## [SHORT TASK 1]
Transcribe the court's section 25504 passage word for word from "Plaintiffs claim the" up to and including "position with Prosper.".
## [SHORT TASK 2]
Which case does the court's section 25504 passage quote for its canons of statutory construction?
## [SHORT TASK 3]
Write the next part of the court's section 25504 passage, starting right after its last sentence.

## [SELECTED EXTRACT]
######
B. Fourth Cause of Action Alleging Liability under Section 25504 for Principal Executive Officers and Directors

As noted, the trial court concluded that each cause of action alleged against the outside directors in plaintiffs' SAC faltered on the element of the outside directors' control over Prosper. With respect to the fourth cause of action, the trial court read section 25504 as requiring that there "needs to be something more than the fact of directorship and something more than behavior in accordance with the responsibilities of directorship. There has to be a control over the activities of the persons directly responsible for the alleged unlawful and actionable acts." In sustaining the outside directors' demurrer to the fourth cause of action, the trial court further concluded "the language of section 25504 means a director who directly or indirectly controls a person liable under section 25501 or 25503." The court believed that any other interpretation would be "contrary to fundamental principles of corporate governance, and would lead to an absurd result."

Plaintiffs claim the court incorrectly interpreted section 25504 by imposing a control requirement where none exists. Specifically, they claim that section 25504 is not limited to persons who "control the issuer," but rather is broadly worded to impose presumptive liability upon directors and executive officers of any corporation that sells unqualified securities, unless they had neither knowledge nor reasonable grounds to believe in the existence of the facts giving rise to the alleged liability. Accordingly, plaintiffs claim that nothing in section 25504 required them to allege that the outside directors controlled Prosper or that the outside directors had any influence over the decision to sell unqualified securities to plaintiffs; rather, section 25504 expressly imposed presumptive liability on the outside directors simply by virtue of their position with Prosper.

Accordingly, the question before us is whether the liability of an executive officer or director under section 25504, as pled in the fourth cause of action, is contingent upon pleading and proving that the executive officer or director controlled the primary violator. Our review is guided by familiar canons of statutory construction. "Our fundamental task in construing a statute is to ascertain the intent of the lawmakers so as to effectuate the purpose of the statute. [Citation.] We begin by examining the statutory language, giving the words their usual and ordinary meaning. [Citation.] If there is no ambiguity, then we presume the lawmakers meant what they said, and the plain meaning of the language governs. [Citations.] If, however, the statutory terms are ambiguous, then we may resort to extrinsic sources, including the ostensible objects to be achieved and the legislative history. [Citation.]" (Day v. City of Fontana (2001) 25 Cal.4th 268, 272, italics added.)

Section 25504 imposes joint and several liability for securities law violations on "[e]very person who directly or indirectly controls a person liable under Section 25501 or 25503, every partner in a firm so liable, every principal executive officer or director of a corporation so liable, every person occupying a similar status or performing similar functions, every employee of a person so liable who materially aids in the act or transaction constituting the violation, and every broker-dealer or agent who materially aids in the act or transaction constituting the violation, are also liable jointly and severally with and to the same extent as such person, unless the other person who is so liable had no knowledge of or reasonable grounds to believe in the existence of the facts by reason of which the liability is alleged to exist." (Italics added.)
######
## [GIVEN MATERIAL]
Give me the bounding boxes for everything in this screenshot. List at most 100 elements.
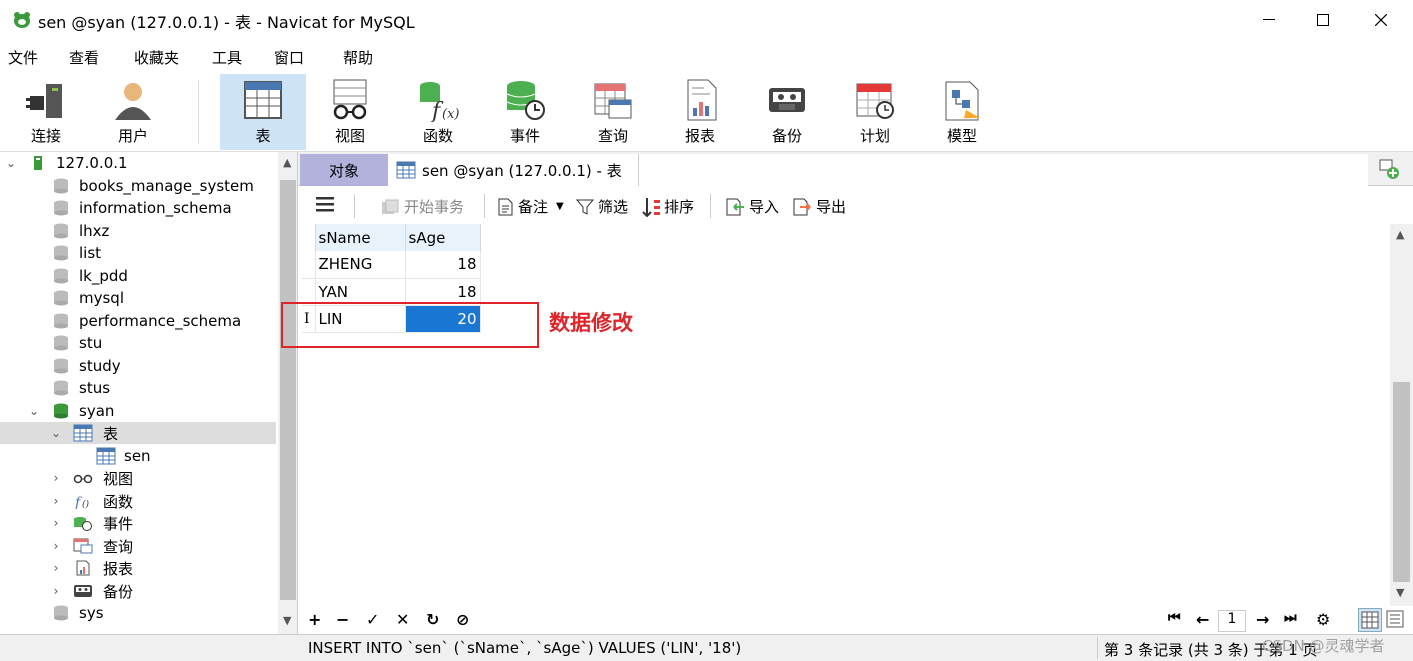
######
## [RESPONSE 1]
Plaintiffs claim the court incorrectly interpreted section 25504 by imposing a control requirement where none exists. Specifically, they claim that section 25504 is not limited to persons who "control the issuer," but rather is broadly worded to impose presumptive liability upon directors and executive officers of any corporation that sells unqualified securities, unless they had neither knowledge nor reasonable grounds to believe in the existence of the facts giving rise to the alleged liability. Accordingly, plaintiffs claim that nothing in section 25504 required them to allege that the outside directors controlled Prosper or that the outside directors had any influence over the decision to sell unqualified securities to plaintiffs; rather, section 25504 expressly imposed presumptive liability on the outside directors simply by virtue of their position with Prosper.

## [RESPONSE 2]
Day v. City of Fontana (2001) 25 Cal.4th 268.

## [RESPONSE 3]
We believe the plain language of section 25504 means that principal executive officers and directors are presumptively liable for their corporation's issuance of unqualified securities, regardless of whether they participated in the transactions at issue, or controlled the issuer. Examining the language used in the statute, section 25504 defines liability of various participants in a security law violation in separate clauses of the statute, with each description describing a different category of individuals (e.g., control persons, partners, principal executive officers and directors, etc.).

The outside directors appear indifferent to the important differences between the state and federal statutes that bear on plaintiffs' claims, calling the statutes "analogous" and "substantively indistinguishable." However Title 15 of the Securities Act does not provide for specific liability of executive officers or directors, but rather uses general language to create liability for persons who "control" the primary violator. In contrast, in enacting section 25504, the California Legislature used markedly different language, creating liability (subject to an affirmative defense) for numerous categories of individuals, including principal executive officers and directors of a corporation that is primarily liable. (Accord, Apollo Capital Fund LLC v. Roth Capital Partners, LLC (2007) 158 Cal.App.4th 226, 253-254.)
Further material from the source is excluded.